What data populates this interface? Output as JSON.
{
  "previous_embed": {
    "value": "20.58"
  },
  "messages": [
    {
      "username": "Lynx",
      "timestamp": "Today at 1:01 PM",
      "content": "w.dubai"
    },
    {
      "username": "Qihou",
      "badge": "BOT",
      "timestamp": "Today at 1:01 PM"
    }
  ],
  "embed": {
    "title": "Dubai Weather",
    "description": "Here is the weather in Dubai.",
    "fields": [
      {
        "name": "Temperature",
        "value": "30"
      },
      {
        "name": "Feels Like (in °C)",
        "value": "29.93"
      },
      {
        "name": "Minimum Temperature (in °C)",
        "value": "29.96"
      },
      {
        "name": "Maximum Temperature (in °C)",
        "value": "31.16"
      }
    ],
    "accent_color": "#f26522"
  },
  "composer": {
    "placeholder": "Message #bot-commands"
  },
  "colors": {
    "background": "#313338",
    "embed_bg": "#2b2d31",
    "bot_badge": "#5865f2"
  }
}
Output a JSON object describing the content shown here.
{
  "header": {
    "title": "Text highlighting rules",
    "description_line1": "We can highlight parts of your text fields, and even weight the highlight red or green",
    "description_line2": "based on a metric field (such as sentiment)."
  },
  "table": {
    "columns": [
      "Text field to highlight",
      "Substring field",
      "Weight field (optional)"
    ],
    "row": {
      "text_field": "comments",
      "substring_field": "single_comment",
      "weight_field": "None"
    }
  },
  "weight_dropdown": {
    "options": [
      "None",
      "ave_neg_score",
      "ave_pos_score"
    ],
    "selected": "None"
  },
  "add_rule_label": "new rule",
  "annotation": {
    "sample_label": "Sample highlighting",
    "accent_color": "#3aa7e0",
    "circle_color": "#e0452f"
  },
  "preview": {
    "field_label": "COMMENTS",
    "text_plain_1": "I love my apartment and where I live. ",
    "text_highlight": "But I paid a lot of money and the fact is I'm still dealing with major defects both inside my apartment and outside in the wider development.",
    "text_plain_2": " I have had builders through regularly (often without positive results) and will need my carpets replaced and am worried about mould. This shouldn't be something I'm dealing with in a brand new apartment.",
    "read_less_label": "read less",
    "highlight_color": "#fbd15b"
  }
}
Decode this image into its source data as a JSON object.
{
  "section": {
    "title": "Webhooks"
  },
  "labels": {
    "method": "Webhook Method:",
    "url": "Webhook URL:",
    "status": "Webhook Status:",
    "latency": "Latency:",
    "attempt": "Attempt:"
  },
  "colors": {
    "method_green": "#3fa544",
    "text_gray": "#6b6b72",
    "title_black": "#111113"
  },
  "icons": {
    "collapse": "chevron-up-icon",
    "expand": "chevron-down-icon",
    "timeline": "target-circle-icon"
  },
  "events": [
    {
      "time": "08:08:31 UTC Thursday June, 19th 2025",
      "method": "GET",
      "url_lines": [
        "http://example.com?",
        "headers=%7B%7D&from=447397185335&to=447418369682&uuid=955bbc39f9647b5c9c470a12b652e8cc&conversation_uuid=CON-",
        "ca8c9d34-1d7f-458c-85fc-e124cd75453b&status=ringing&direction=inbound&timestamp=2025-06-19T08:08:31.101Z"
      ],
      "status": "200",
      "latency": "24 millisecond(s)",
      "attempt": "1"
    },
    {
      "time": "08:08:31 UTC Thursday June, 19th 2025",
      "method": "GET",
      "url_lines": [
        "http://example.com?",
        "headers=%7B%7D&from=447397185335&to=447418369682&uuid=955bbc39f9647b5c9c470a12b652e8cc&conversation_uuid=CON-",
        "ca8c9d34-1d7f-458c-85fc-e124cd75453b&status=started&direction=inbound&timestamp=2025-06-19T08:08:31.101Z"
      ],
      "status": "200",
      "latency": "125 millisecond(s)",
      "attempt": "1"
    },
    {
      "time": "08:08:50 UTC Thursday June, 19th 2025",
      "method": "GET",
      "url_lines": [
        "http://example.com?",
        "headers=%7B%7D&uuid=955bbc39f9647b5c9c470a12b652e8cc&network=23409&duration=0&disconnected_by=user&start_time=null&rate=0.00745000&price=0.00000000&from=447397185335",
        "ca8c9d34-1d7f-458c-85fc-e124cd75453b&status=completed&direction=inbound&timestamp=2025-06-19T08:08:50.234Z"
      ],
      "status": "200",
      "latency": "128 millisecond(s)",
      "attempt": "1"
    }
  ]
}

> _OBJECTIVE_:
Give the material above again, word for word.

> _EXPECTED ANSWER_:
What data populates this interface? Output as JSON.
{
  "previous_embed": {
    "value": "20.58"
  },
  "messages": [
    {
      "username": "Lynx",
      "timestamp": "Today at 1:01 PM",
      "content": "w.dubai"
    },
    {
      "username": "Qihou",
      "badge": "BOT",
      "timestamp": "Today at 1:01 PM"
    }
  ],
  "embed": {
    "title": "Dubai Weather",
    "description": "Here is the weather in Dubai.",
    "fields": [
      {
        "name": "Temperature",
        "value": "30"
      },
      {
        "name": "Feels Like (in °C)",
        "value": "29.93"
      },
      {
        "name": "Minimum Temperature (in °C)",
        "value": "29.96"
      },
      {
        "name": "Maximum Temperature (in °C)",
        "value": "31.16"
      }
    ],
    "accent_color": "#f26522"
  },
  "composer": {
    "placeholder": "Message #bot-commands"
  },
  "colors": {
    "background": "#313338",
    "embed_bg": "#2b2d31",
    "bot_badge": "#5865f2"
  }
}
Output a JSON object describing the content shown here.
{
  "header": {
    "title": "Text highlighting rules",
    "description_line1": "We can highlight parts of your text fields, and even weight the highlight red or green",
    "description_line2": "based on a metric field (such as sentiment)."
  },
  "table": {
    "columns": [
      "Text field to highlight",
      "Substring field",
      "Weight field (optional)"
    ],
    "row": {
      "text_field": "comments",
      "substring_field": "single_comment",
      "weight_field": "None"
    }
  },
  "weight_dropdown": {
    "options": [
      "None",
      "ave_neg_score",
      "ave_pos_score"
    ],
    "selected": "None"
  },
  "add_rule_label": "new rule",
  "annotation": {
    "sample_label": "Sample highlighting",
    "accent_color": "#3aa7e0",
    "circle_color": "#e0452f"
  },
  "preview": {
    "field_label": "COMMENTS",
    "text_plain_1": "I love my apartment and where I live. ",
    "text_highlight": "But I paid a lot of money and the fact is I'm still dealing with major defects both inside my apartment and outside in the wider development.",
    "text_plain_2": " I have had builders through regularly (often without positive results) and will need my carpets replaced and am worried about mould. This shouldn't be something I'm dealing with in a brand new apartment.",
    "read_less_label": "read less",
    "highlight_color": "#fbd15b"
  }
}
Decode this image into its source data as a JSON object.
{
  "section": {
    "title": "Webhooks"
  },
  "labels": {
    "method": "Webhook Method:",
    "url": "Webhook URL:",
    "status": "Webhook Status:",
    "latency": "Latency:",
    "attempt": "Attempt:"
  },
  "colors": {
    "method_green": "#3fa544",
    "text_gray": "#6b6b72",
    "title_black": "#111113"
  },
  "icons": {
    "collapse": "chevron-up-icon",
    "expand": "chevron-down-icon",
    "timeline": "target-circle-icon"
  },
  "events": [
    {
      "time": "08:08:31 UTC Thursday June, 19th 2025",
      "method": "GET",
      "url_lines": [
        "http://example.com?",
        "headers=%7B%7D&from=447397185335&to=447418369682&uuid=955bbc39f9647b5c9c470a12b652e8cc&conversation_uuid=CON-",
        "ca8c9d34-1d7f-458c-85fc-e124cd75453b&status=ringing&direction=inbound&timestamp=2025-06-19T08:08:31.101Z"
      ],
      "status": "200",
      "latency": "24 millisecond(s)",
      "attempt": "1"
    },
    {
      "time": "08:08:31 UTC Thursday June, 19th 2025",
      "method": "GET",
      "url_lines": [
        "http://example.com?",
        "headers=%7B%7D&from=447397185335&to=447418369682&uuid=955bbc39f9647b5c9c470a12b652e8cc&conversation_uuid=CON-",
        "ca8c9d34-1d7f-458c-85fc-e124cd75453b&status=started&direction=inbound&timestamp=2025-06-19T08:08:31.101Z"
      ],
      "status": "200",
      "latency": "125 millisecond(s)",
      "attempt": "1"
    },
    {
      "time": "08:08:50 UTC Thursday June, 19th 2025",
      "method": "GET",
      "url_lines": [
        "http://example.com?",
        "headers=%7B%7D&uuid=955bbc39f9647b5c9c470a12b652e8cc&network=23409&duration=0&disconnected_by=user&start_time=null&rate=0.00745000&price=0.00000000&from=447397185335",
        "ca8c9d34-1d7f-458c-85fc-e124cd75453b&status=completed&direction=inbound&timestamp=2025-06-19T08:08:50.234Z"
      ],
      "status": "200",
      "latency": "128 millisecond(s)",
      "attempt": "1"
    }
  ]
}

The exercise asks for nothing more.